(Problem):
Find the lines below that contain the string "fonctionnement". Copy each one.

------------

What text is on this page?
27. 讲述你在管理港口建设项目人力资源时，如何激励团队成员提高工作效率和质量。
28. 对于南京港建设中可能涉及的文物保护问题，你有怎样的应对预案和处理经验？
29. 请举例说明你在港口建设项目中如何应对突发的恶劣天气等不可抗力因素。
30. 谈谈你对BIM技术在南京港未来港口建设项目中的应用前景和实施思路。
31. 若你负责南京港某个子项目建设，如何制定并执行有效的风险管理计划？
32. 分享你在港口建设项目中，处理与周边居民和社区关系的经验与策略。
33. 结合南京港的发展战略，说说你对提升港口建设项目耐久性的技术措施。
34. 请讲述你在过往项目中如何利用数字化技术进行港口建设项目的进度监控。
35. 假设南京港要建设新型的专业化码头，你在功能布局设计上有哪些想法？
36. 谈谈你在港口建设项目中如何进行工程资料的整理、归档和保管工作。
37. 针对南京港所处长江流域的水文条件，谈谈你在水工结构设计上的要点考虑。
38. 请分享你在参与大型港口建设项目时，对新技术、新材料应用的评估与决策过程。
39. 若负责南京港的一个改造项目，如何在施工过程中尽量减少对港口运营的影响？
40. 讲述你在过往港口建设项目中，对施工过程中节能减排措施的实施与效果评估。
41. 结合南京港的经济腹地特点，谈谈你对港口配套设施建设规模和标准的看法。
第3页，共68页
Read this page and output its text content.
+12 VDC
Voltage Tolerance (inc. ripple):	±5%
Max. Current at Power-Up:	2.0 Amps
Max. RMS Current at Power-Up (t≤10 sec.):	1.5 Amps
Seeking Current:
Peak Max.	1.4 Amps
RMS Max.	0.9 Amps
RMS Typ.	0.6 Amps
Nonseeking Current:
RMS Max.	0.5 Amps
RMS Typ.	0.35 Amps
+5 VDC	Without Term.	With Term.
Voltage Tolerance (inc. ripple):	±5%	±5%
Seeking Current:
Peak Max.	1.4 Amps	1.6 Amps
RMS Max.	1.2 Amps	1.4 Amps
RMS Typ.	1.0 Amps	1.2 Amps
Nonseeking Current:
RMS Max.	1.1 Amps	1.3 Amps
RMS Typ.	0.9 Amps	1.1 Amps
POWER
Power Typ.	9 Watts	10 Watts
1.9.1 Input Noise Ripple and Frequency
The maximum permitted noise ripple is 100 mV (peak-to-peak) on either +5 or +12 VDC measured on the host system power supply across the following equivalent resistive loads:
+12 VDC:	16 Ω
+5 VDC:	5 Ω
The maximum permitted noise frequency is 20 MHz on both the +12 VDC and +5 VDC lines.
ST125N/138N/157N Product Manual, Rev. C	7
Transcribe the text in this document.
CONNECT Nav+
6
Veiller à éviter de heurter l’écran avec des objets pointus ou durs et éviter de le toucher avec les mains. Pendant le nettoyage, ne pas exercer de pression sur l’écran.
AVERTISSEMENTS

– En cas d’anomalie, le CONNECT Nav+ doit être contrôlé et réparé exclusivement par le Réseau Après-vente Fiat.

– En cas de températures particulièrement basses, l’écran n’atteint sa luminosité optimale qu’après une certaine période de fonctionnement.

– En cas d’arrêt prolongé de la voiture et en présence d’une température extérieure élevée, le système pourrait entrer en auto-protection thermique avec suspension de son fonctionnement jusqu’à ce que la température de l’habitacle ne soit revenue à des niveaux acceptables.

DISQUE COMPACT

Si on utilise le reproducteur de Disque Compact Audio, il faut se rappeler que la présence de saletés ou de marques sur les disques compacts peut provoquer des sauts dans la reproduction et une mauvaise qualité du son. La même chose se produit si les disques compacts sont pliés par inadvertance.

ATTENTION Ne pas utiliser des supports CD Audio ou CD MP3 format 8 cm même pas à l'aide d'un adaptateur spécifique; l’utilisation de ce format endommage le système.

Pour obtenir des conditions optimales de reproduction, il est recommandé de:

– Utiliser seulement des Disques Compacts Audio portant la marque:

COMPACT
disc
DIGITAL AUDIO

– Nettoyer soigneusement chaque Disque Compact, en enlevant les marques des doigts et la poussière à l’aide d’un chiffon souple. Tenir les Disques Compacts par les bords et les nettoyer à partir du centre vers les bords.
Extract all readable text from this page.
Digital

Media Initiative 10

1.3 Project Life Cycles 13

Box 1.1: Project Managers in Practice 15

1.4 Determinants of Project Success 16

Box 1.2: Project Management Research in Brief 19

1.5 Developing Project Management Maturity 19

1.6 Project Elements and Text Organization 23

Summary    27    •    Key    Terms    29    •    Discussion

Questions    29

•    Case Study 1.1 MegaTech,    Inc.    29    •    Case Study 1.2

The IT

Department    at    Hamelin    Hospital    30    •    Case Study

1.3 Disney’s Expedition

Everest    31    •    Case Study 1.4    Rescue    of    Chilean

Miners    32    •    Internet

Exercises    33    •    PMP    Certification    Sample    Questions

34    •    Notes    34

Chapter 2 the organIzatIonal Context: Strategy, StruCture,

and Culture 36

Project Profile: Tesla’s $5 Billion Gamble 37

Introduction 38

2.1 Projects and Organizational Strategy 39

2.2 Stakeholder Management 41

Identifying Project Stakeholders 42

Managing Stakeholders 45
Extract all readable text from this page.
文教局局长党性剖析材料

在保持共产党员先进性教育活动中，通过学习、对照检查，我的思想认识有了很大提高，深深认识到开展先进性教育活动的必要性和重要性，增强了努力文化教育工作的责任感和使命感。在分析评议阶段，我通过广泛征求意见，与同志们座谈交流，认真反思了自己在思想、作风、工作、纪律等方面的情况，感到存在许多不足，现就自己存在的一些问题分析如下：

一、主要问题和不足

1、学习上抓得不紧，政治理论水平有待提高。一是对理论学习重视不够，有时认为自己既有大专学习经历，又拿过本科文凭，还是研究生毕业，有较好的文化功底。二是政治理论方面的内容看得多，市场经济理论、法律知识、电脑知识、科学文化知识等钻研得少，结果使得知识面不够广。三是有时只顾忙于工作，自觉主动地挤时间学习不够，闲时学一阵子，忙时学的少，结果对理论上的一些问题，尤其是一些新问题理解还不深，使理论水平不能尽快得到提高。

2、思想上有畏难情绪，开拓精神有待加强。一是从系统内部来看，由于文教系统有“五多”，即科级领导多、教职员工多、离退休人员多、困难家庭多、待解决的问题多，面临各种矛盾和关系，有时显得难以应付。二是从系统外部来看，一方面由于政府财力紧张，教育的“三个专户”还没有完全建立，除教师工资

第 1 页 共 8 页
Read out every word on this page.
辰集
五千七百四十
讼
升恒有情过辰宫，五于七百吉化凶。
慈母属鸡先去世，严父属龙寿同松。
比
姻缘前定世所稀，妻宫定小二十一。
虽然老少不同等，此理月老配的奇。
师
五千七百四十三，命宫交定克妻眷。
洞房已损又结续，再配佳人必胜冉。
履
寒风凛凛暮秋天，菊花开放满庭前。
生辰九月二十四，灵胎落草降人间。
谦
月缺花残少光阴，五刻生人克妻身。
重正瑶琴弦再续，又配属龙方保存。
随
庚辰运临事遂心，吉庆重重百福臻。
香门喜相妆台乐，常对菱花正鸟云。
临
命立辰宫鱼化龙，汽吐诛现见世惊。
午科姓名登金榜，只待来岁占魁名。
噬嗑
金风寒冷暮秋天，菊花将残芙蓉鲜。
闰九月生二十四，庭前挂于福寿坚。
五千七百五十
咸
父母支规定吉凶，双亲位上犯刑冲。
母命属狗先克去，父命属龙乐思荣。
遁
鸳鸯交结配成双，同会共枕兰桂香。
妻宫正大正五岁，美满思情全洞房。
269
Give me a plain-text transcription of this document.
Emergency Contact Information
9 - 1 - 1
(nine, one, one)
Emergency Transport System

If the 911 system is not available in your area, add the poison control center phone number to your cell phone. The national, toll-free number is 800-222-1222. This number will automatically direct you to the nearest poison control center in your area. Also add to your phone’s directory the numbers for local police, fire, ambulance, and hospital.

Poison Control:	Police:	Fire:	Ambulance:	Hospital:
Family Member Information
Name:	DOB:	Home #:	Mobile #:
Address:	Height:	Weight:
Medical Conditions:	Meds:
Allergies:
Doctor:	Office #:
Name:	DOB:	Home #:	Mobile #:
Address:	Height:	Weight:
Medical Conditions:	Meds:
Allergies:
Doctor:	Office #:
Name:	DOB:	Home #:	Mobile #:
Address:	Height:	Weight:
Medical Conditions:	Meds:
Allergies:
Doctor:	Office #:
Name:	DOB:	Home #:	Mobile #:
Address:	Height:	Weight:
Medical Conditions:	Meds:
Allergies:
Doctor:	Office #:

------------

(Full solution):
– En cas de températures particulièrement basses, l’écran n’atteint sa luminosité optimale qu’après une certaine période de fonctionnement.
– En cas d’arrêt prolongé de la voiture et en présence d’une température extérieure élevée, le système pourrait entrer en auto-protection thermique avec suspension de son fonctionnement jusqu’à ce que la température de l’habitacle ne soit revenue à des niveaux acceptables.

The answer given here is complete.